_WORK REQUIRED_.
Read through the records below and copy each line that uses the word "will".
───── GIVEN INFORMATION ─────
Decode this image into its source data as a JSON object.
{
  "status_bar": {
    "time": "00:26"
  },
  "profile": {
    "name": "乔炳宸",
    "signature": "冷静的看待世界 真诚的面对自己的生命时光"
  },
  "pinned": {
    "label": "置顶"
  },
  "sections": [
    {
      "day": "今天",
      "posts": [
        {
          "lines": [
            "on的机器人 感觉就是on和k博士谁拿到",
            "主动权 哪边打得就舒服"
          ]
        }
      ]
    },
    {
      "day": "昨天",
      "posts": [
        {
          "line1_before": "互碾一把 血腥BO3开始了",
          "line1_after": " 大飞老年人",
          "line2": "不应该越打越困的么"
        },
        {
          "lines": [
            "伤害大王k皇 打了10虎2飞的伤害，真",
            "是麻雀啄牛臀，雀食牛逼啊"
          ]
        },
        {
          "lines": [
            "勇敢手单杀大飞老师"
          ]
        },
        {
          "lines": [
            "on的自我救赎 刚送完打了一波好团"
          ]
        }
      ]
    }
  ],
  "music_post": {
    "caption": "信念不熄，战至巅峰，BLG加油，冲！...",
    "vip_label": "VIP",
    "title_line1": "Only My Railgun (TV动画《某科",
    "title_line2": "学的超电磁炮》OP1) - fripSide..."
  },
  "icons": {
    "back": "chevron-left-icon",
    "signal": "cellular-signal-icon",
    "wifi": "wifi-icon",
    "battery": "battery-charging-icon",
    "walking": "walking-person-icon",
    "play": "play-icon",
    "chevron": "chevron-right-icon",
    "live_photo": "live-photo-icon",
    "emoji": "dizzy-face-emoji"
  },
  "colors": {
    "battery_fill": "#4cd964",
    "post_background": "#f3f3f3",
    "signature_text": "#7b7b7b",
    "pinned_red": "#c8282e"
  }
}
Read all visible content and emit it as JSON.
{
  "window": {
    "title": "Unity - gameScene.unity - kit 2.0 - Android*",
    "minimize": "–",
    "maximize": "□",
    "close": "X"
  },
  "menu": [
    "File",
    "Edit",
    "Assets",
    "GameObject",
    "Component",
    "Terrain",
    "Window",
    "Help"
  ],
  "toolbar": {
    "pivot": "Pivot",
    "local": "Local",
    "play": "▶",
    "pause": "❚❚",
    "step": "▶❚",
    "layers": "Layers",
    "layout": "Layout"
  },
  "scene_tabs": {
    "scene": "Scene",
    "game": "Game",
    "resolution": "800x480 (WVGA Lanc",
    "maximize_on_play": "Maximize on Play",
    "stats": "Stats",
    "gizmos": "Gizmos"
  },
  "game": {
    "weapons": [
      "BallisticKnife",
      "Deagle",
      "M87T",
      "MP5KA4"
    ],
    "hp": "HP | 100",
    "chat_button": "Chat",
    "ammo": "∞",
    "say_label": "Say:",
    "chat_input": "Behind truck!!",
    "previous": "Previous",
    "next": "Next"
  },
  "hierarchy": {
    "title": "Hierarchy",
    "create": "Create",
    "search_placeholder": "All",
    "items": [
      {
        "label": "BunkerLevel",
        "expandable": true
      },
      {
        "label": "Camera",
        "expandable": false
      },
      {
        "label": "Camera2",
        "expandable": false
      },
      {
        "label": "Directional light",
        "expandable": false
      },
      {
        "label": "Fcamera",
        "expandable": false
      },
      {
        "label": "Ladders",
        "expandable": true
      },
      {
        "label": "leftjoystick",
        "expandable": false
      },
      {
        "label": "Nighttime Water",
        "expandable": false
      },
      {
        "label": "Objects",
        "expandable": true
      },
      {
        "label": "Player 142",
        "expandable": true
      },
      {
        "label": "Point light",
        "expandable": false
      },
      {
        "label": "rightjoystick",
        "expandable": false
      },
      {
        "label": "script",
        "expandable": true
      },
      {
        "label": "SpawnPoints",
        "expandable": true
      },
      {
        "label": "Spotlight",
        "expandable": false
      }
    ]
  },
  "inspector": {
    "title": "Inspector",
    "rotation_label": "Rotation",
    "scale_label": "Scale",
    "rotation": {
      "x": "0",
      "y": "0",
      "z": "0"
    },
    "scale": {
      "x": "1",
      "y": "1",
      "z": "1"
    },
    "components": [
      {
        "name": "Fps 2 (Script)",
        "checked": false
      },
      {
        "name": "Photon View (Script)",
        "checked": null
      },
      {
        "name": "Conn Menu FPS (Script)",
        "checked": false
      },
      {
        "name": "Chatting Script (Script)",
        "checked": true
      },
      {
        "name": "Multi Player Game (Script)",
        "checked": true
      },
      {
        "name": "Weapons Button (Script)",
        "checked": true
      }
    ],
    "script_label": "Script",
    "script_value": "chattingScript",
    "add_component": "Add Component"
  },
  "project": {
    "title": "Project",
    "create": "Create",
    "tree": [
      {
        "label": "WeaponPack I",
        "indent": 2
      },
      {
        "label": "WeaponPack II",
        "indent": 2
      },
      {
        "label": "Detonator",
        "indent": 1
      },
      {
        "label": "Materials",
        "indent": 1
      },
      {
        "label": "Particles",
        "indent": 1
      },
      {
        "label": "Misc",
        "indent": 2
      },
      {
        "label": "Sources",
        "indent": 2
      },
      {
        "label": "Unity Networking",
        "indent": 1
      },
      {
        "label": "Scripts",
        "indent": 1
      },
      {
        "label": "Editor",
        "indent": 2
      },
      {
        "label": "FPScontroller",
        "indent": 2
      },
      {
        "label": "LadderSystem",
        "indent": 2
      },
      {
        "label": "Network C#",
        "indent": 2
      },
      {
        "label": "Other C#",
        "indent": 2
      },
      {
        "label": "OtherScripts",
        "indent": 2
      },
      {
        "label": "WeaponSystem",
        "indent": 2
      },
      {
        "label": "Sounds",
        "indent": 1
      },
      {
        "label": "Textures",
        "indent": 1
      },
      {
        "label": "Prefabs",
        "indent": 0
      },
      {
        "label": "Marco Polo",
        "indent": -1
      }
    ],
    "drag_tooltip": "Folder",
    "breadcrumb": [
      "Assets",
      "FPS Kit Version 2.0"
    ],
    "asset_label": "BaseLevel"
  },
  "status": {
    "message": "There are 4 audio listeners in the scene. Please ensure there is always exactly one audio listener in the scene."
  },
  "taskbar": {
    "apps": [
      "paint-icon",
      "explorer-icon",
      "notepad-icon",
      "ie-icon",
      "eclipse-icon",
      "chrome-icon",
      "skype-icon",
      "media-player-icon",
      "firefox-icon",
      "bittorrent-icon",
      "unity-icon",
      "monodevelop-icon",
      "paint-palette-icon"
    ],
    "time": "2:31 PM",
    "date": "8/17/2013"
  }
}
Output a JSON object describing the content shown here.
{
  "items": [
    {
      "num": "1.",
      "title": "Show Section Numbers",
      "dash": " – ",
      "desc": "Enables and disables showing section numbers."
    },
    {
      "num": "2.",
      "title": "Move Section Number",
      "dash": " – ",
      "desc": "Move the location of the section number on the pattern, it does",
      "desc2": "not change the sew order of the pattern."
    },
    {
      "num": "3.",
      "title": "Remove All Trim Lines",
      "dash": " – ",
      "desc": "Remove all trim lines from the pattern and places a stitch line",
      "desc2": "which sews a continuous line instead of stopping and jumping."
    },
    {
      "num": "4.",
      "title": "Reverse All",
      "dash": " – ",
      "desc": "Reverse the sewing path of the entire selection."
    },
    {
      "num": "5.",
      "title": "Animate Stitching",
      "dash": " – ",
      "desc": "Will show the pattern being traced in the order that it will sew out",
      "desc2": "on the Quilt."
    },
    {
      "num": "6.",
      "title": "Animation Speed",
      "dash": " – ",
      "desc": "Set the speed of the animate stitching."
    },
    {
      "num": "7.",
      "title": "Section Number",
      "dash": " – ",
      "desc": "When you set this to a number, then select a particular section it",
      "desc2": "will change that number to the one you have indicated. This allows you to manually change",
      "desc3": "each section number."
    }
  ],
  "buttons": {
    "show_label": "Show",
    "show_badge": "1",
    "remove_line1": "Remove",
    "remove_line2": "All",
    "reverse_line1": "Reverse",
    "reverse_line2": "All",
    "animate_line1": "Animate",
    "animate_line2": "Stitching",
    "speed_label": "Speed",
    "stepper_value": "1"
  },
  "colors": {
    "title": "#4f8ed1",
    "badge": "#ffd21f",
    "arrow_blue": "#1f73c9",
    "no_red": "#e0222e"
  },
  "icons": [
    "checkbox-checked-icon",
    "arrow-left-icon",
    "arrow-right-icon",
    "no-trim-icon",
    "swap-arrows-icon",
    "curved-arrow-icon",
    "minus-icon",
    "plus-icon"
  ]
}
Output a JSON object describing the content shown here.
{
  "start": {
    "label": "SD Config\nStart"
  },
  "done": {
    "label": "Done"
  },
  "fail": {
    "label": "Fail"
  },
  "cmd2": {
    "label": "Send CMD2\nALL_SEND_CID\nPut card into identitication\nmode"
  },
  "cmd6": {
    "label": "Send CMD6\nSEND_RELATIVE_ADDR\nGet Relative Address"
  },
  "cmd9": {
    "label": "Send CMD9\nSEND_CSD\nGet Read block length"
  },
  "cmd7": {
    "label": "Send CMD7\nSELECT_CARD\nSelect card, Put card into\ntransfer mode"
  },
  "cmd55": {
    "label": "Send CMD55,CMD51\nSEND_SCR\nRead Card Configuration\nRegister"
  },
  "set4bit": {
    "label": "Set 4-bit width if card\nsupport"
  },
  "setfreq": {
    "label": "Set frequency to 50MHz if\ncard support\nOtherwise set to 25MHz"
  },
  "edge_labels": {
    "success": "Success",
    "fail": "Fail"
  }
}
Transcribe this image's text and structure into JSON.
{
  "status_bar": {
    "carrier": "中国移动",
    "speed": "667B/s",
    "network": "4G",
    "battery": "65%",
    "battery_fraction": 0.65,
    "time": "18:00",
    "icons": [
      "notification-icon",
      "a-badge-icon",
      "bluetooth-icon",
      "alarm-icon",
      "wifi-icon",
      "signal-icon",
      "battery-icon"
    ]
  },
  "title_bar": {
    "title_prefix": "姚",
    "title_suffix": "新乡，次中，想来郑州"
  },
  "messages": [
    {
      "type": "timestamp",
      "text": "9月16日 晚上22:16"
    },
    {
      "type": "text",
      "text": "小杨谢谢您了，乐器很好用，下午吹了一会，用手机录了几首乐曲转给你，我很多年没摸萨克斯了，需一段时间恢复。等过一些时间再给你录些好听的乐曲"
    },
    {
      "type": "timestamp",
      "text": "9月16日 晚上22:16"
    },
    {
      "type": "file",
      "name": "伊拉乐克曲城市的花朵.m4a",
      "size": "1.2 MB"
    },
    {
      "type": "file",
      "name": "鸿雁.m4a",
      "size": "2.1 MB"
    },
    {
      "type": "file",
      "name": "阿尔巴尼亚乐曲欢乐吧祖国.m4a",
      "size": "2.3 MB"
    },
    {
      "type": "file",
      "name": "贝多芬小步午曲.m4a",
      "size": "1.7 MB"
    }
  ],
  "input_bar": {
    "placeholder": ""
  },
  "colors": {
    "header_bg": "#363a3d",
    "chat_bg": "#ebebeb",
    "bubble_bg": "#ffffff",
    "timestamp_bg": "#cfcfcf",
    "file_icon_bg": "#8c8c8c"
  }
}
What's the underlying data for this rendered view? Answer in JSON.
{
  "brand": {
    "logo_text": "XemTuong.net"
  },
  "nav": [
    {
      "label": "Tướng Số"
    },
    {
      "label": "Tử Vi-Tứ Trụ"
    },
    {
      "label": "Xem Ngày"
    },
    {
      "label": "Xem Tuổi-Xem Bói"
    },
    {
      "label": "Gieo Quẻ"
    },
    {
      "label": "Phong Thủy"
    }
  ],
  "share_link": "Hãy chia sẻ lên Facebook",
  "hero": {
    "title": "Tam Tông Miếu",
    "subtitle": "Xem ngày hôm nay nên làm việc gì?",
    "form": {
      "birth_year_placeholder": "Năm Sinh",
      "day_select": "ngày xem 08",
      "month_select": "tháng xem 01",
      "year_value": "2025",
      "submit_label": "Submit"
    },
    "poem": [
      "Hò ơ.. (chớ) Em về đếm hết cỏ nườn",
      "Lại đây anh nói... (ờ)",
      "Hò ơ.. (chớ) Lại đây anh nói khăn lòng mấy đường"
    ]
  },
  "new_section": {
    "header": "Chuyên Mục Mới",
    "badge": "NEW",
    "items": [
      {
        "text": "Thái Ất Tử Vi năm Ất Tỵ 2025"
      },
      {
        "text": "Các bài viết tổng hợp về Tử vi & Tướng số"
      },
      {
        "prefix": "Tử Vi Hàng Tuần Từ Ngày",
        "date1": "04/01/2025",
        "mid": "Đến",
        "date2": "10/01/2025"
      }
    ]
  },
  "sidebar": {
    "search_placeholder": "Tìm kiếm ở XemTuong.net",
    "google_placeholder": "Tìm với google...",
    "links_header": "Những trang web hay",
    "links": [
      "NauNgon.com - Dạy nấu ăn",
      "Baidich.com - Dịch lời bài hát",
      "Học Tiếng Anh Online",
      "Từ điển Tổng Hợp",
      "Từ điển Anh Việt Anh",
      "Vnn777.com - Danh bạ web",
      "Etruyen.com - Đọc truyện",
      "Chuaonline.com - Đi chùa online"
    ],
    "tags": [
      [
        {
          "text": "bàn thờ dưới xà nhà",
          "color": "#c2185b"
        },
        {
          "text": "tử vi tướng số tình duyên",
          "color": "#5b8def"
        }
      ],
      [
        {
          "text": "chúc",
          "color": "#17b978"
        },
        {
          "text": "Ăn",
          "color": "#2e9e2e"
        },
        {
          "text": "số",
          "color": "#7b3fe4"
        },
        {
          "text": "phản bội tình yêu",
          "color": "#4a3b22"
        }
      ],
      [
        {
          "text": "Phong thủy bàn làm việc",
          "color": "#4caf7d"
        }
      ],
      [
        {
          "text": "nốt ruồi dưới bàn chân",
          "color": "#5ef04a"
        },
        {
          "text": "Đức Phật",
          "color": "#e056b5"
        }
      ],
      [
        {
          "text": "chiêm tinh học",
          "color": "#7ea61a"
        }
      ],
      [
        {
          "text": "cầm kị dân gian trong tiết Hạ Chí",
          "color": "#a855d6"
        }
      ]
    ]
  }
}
─────
_RESULT_.
      "desc": "Will show the pattern being traced in the order that it will sew out",
      "desc2": "will change that number to the one you have indicated. This allows you to manually change",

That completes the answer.